Data extract:

□ □ □ □ □

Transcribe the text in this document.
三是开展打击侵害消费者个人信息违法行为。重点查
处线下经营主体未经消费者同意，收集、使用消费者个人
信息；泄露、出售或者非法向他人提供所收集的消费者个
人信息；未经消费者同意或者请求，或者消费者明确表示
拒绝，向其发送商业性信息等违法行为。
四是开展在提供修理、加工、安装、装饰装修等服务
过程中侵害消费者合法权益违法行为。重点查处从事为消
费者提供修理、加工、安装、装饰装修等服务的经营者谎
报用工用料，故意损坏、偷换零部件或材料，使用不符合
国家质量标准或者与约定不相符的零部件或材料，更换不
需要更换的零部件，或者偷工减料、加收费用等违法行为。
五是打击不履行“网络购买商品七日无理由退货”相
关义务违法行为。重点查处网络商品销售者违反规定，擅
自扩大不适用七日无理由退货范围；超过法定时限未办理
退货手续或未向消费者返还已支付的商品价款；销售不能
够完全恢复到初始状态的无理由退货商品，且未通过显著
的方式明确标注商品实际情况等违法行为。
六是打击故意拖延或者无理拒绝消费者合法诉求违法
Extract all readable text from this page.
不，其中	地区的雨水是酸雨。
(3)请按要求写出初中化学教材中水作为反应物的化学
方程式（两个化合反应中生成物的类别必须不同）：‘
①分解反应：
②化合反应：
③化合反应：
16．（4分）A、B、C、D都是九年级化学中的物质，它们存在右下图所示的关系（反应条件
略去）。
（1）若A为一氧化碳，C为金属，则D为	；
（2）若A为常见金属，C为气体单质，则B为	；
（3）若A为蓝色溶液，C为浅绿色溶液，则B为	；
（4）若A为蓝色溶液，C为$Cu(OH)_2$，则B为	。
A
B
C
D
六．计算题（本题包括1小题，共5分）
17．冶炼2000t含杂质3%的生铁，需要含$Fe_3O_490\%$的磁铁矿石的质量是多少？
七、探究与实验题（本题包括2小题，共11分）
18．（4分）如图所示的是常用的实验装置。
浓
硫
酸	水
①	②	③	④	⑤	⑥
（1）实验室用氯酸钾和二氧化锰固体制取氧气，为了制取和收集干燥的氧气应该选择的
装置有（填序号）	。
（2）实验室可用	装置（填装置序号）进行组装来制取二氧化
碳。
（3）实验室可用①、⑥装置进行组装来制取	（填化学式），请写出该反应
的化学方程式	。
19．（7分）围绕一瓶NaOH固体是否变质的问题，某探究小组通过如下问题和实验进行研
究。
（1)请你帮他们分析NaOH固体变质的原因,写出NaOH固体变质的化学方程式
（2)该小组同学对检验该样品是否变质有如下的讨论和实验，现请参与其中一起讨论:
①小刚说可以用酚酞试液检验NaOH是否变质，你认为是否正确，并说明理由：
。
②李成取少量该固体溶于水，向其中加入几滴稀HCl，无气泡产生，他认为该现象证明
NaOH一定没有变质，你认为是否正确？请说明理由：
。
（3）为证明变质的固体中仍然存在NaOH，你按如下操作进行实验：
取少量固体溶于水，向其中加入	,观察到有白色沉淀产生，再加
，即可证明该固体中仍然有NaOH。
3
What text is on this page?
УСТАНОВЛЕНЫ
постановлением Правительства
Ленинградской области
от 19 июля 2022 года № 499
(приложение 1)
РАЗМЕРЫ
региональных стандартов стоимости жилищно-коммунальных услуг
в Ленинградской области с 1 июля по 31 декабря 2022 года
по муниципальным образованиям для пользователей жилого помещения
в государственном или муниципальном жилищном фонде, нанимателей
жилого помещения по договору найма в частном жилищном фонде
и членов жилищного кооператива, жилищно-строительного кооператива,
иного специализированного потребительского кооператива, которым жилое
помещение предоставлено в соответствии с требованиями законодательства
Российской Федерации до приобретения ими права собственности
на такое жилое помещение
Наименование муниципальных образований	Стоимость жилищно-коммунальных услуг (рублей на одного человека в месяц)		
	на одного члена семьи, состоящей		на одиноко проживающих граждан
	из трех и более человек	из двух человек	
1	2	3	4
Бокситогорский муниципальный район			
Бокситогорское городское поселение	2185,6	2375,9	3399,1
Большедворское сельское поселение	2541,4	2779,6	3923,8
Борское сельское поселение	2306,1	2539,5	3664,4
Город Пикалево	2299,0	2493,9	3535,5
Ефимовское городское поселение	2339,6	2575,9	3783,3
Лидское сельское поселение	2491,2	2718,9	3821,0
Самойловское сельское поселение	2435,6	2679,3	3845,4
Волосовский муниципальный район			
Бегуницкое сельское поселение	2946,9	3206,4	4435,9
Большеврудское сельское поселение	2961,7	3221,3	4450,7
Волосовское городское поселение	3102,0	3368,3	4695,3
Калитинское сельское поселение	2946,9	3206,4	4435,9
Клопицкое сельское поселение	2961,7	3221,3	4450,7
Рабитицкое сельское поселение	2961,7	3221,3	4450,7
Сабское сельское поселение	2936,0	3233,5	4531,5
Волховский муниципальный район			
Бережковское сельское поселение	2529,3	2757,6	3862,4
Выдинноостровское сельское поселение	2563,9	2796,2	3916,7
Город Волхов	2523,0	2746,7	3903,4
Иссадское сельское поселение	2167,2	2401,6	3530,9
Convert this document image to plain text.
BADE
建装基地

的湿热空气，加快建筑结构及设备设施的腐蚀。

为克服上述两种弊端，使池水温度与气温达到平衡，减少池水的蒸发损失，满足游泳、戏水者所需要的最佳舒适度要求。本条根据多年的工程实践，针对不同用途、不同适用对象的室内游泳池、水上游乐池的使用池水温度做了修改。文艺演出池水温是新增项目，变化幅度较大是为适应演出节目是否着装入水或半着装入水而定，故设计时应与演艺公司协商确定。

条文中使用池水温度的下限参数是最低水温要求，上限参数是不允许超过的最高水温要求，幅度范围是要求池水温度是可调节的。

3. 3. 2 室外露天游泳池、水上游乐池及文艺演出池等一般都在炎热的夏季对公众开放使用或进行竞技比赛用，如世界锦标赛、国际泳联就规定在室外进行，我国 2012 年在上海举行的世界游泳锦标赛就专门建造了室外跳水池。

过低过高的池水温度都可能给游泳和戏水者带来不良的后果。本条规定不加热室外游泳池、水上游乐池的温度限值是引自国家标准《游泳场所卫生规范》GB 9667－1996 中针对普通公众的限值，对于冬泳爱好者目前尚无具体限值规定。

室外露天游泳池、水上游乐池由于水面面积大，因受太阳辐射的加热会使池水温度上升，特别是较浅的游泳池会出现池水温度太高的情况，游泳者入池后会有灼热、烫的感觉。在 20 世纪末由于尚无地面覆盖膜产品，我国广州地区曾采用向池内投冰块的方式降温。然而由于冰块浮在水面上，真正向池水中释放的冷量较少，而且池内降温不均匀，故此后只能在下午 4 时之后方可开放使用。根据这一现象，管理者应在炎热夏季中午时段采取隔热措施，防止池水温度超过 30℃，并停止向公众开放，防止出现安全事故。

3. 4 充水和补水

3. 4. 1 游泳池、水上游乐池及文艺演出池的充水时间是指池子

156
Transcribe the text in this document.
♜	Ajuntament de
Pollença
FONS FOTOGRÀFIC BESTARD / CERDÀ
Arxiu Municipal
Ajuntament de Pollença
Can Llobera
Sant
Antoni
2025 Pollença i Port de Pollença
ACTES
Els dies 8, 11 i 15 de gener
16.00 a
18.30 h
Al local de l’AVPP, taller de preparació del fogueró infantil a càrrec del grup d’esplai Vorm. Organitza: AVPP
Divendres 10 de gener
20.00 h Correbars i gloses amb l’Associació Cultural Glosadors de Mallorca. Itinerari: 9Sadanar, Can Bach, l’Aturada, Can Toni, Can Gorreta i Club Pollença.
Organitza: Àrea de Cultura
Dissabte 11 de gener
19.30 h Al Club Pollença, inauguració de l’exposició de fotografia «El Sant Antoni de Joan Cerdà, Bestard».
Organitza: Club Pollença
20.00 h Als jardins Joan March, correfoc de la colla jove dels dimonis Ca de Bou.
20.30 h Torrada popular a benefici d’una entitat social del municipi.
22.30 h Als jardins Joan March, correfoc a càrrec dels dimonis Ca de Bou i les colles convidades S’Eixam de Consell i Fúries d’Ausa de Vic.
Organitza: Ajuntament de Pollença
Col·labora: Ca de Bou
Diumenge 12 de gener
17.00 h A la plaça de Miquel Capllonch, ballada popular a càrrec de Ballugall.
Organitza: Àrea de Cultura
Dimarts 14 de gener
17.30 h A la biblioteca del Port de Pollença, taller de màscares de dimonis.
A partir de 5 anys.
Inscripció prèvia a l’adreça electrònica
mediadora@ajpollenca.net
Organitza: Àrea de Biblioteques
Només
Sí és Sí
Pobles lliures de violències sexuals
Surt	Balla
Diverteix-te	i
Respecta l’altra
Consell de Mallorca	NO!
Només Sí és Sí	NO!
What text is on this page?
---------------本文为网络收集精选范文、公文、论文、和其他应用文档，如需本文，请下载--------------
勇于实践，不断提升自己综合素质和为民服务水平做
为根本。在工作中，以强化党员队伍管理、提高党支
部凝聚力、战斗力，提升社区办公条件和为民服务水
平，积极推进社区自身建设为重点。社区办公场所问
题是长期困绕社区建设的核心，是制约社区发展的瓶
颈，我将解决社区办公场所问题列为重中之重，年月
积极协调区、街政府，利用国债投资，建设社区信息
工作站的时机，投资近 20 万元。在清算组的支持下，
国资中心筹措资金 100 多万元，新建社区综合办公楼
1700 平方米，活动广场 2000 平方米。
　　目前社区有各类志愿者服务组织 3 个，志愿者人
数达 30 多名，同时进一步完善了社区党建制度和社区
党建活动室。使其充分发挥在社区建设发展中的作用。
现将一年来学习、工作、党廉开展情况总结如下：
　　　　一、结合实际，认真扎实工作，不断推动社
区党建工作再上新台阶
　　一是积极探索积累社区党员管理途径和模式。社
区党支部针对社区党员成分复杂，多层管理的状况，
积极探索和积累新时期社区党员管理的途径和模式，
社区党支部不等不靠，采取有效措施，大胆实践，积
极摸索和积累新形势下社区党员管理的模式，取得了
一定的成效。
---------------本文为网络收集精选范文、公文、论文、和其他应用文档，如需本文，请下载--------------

□ □ □ □ □

Written task: Pick out the lines that include the word "городское" and write them out.

Result for this task:
Бокситогорское городское поселение	2185,6	2375,9	3399,1
Ефимовское городское поселение	2339,6	2575,9	3783,3
Волосовское городское поселение	3102,0	3368,3	4695,3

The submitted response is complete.